### Provided passage

§

The PPC group continues to successfully deliver on its "Awaken the Giant" strategic turnaround. This strategy is
focused on increasing long-term leadership and competitiveness through increased profitability and cashflow. In
a weak SA macro-economic environment, PPC's results for the four months ended 31 July 2025 ("the current
period") showed a marked improvement compared to the results for the four months ended 31 July 2024 ("the
comparable period").
As we enter the second year of the strategic turnaround, implementation is gaining traction resulting in the
delivery of further growth and margin expansion on top of what was achieved in the 2025 financial year ("FY25"),
which also showed marked improvements across all key metrics. In the current period, group EBITDA increased
by more than 20% over the comparable period and EBITDA margin grew by over 2 percentage points ("PP").
SA AND BOTSWANA CEMENT
In the current period SA and Botswana sales volumes increased by 2% relative to the comparable period due to
stronger retail sales and sales of clinker to PPC Zimbabwe.
As the benefits of the turnaround strategy become increasingly evident, SA and Botswana cement's current period
EBITDA continued to see notable improvement and EBITDA margin increased materially to 17,7% from 10,3% in
the comparable period. The timing of certain plant shutdowns contributed positively in the current period. As this
normalises in the six months ending 30 September 2025 ("H1FY26"), the SA and Botswana cement margin is
expected to remain at a level of some 17%.
ZIMBABWE
Cement sales volumes in Zimbabwe increased by 22% in the current period compared to the comparable period,
largely as a result of a combination of strong consumer demand and the positive impact of the introduction of a
30% tariff on imported cement in May 2025.

§

### Given data

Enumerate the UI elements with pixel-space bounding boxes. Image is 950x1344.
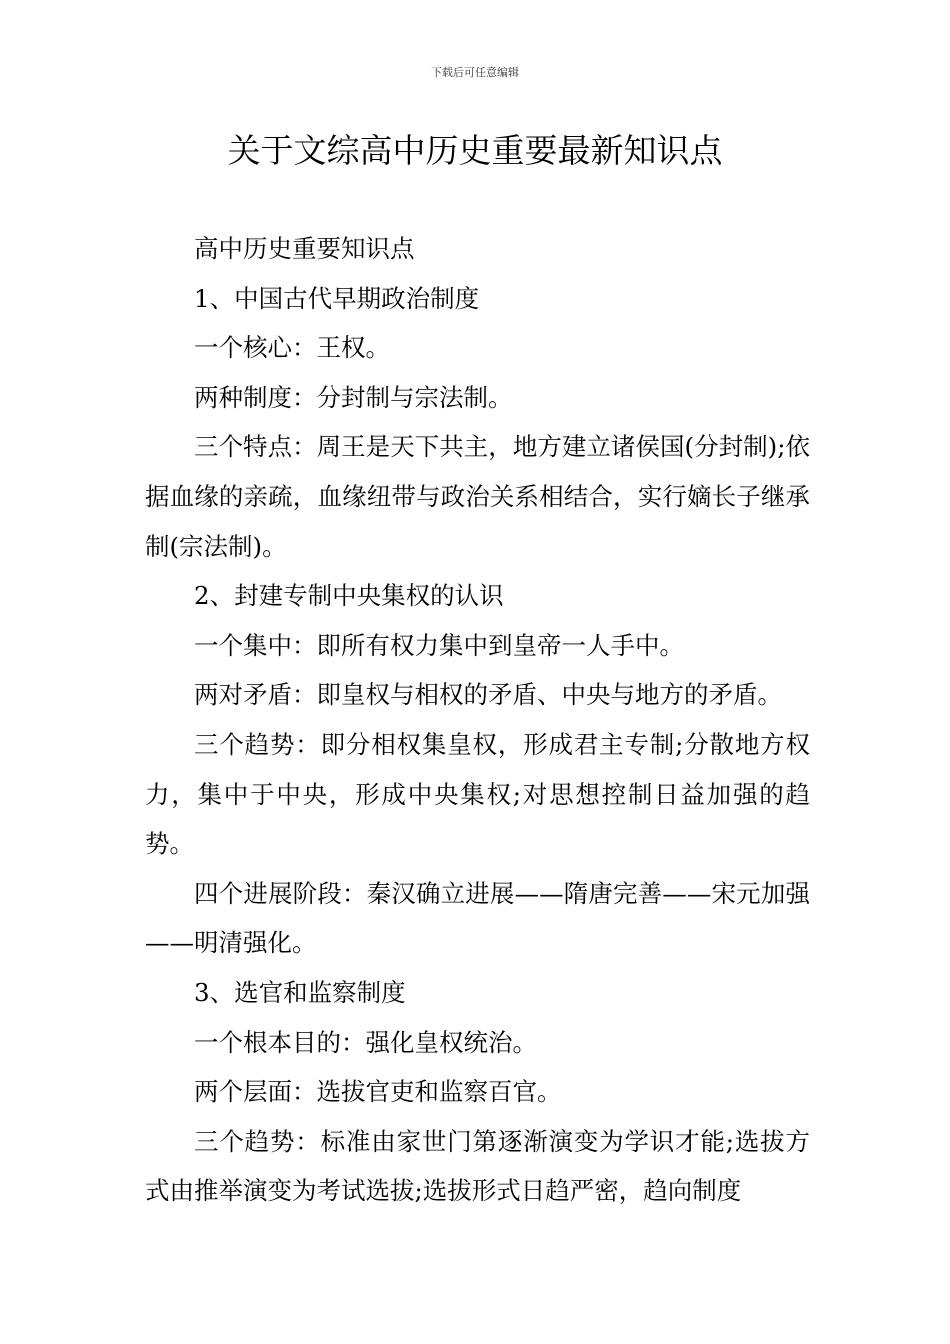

§

### What is needed
Retype the part of the passage on PPC's results that begins at the words "As the benefits" and stops after "of some 17%.".

### Worked answer
As the benefits of the turnaround strategy become increasingly evident, SA and Botswana cement's current period
EBITDA continued to see notable improvement and EBITDA margin increased materially to 17,7% from 10,3% in
the comparable period. The timing of certain plant shutdowns contributed positively in the current period. As this
normalises in the six months ending 30 September 2025 ("H1FY26"), the SA and Botswana cement margin is
expected to remain at a level of some 17%.